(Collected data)
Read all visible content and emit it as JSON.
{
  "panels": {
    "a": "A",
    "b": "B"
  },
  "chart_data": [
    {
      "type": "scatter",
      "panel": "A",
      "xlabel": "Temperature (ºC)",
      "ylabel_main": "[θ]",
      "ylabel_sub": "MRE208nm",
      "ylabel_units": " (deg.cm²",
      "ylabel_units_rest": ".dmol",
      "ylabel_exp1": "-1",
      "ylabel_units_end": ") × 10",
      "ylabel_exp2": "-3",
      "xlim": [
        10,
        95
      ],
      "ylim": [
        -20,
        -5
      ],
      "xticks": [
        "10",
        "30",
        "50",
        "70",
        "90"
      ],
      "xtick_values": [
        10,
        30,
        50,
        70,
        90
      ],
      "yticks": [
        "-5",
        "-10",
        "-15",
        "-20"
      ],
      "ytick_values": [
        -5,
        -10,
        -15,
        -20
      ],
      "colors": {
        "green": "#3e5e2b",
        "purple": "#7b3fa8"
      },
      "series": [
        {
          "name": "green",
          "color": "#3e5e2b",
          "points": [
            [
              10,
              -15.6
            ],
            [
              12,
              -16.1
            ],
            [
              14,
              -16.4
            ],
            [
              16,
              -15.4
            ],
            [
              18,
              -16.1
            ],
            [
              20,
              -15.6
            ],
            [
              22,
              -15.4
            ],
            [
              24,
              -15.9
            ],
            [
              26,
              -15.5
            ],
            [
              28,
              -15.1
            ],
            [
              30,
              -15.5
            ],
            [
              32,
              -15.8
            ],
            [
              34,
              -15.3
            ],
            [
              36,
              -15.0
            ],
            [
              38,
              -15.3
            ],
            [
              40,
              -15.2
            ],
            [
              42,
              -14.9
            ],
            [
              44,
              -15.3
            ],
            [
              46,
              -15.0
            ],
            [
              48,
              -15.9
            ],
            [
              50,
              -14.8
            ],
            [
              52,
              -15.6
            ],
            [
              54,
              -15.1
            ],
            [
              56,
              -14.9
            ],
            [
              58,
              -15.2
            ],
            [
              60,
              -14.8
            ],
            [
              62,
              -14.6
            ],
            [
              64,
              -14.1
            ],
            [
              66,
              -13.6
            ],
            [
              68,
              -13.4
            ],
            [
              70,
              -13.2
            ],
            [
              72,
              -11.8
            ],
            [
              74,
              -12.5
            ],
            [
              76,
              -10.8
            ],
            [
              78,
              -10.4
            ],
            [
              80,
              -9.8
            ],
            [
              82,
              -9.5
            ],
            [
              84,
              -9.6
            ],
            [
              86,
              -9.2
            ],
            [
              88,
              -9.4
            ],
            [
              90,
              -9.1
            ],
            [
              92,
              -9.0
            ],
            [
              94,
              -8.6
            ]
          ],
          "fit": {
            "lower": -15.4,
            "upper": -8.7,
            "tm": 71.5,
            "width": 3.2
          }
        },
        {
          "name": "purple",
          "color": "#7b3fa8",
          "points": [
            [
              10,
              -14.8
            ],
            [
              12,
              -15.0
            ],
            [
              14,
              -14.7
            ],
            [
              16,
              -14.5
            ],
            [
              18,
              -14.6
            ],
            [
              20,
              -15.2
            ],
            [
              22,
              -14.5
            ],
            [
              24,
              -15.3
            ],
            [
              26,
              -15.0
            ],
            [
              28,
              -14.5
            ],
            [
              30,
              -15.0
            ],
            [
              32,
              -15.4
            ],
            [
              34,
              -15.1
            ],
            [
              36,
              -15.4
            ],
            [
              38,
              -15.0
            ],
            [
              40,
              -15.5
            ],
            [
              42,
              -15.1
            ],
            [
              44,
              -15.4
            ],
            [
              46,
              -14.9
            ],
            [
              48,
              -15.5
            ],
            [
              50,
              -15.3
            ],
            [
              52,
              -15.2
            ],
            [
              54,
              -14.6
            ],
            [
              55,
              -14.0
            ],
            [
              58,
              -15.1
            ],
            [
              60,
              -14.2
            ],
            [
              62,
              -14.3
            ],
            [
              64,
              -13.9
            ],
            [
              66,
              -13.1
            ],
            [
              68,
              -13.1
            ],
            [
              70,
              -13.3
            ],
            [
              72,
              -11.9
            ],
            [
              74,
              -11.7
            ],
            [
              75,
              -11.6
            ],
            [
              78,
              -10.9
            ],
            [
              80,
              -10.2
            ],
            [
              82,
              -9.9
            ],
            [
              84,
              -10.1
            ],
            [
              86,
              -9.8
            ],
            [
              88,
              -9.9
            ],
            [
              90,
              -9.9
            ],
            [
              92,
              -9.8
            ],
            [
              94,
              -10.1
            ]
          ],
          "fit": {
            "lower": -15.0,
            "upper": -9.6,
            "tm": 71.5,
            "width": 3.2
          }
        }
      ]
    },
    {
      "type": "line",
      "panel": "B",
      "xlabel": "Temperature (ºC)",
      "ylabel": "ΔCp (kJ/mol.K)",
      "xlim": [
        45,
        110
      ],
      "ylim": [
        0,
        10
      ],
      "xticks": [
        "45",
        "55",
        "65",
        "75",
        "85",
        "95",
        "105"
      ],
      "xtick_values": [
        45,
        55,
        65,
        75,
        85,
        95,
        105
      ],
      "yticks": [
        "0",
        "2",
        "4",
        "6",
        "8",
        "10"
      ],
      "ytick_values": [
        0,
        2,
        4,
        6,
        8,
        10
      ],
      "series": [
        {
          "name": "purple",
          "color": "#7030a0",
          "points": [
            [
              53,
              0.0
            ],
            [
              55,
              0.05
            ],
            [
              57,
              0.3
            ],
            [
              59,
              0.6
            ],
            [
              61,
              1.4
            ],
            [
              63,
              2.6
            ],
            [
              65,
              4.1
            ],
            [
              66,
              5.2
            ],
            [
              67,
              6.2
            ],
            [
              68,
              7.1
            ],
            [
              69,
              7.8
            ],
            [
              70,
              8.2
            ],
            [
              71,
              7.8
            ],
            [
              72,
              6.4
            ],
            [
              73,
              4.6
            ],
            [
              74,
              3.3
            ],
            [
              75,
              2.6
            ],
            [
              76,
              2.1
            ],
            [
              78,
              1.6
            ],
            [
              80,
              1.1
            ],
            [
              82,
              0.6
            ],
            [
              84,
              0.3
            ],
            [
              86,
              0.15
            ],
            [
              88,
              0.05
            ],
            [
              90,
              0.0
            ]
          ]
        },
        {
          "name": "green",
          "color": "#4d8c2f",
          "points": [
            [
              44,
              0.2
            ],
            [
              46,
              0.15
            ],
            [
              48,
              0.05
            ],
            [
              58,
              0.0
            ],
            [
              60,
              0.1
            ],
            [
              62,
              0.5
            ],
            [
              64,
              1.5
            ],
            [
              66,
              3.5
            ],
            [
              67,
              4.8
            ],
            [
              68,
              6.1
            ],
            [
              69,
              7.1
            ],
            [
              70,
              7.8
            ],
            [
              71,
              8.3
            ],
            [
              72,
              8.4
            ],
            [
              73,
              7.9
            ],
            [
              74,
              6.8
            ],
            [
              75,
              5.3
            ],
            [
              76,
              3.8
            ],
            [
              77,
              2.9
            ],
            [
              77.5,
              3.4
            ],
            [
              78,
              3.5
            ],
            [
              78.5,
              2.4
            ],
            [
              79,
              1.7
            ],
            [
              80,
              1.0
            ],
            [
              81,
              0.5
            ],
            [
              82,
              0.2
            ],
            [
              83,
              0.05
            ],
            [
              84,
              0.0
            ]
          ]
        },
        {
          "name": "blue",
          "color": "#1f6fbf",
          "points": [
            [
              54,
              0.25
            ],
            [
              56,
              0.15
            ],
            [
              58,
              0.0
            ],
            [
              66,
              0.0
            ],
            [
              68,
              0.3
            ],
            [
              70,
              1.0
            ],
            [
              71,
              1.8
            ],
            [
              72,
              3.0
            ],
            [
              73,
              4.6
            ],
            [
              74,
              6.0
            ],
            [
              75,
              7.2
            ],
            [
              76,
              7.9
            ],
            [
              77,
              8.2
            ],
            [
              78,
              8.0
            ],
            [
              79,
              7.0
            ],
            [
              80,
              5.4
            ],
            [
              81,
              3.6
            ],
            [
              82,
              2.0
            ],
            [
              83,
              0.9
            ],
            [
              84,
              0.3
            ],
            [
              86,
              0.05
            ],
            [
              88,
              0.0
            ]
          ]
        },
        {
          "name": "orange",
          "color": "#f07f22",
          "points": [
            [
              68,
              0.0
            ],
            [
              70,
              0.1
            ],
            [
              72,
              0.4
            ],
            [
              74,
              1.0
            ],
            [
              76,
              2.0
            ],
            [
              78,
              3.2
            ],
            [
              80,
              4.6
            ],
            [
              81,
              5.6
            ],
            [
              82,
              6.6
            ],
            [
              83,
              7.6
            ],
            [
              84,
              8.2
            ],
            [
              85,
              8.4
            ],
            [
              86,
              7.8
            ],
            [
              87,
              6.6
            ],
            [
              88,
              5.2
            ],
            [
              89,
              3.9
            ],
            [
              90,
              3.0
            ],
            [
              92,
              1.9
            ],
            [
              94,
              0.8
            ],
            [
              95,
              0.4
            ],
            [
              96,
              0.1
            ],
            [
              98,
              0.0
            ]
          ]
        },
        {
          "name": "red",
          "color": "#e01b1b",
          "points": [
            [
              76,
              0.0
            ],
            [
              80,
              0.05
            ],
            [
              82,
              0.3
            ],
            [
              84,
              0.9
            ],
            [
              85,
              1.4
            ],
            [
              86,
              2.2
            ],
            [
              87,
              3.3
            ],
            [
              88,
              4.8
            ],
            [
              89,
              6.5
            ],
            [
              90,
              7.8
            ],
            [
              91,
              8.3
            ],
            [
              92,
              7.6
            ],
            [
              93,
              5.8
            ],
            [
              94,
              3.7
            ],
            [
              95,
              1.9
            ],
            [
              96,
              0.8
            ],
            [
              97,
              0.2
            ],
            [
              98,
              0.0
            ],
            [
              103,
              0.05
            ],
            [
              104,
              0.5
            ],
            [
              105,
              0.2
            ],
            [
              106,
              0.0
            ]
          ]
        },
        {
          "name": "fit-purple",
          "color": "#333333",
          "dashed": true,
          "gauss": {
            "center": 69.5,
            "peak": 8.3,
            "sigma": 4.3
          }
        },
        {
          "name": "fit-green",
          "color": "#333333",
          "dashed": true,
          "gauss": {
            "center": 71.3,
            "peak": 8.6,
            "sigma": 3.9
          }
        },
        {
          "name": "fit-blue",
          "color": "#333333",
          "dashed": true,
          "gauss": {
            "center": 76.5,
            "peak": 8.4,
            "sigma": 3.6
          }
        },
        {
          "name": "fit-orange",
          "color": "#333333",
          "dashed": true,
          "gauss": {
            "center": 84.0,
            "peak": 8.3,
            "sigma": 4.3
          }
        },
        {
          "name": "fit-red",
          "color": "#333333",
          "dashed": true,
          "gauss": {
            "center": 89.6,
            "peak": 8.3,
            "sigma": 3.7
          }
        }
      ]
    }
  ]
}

To do | Wherever the word "purple" occurs in a line of the listing, copy that line.

Problem solution |
        "purple": "#7b3fa8"
          "name": "purple",
          "name": "purple",
          "name": "fit-purple",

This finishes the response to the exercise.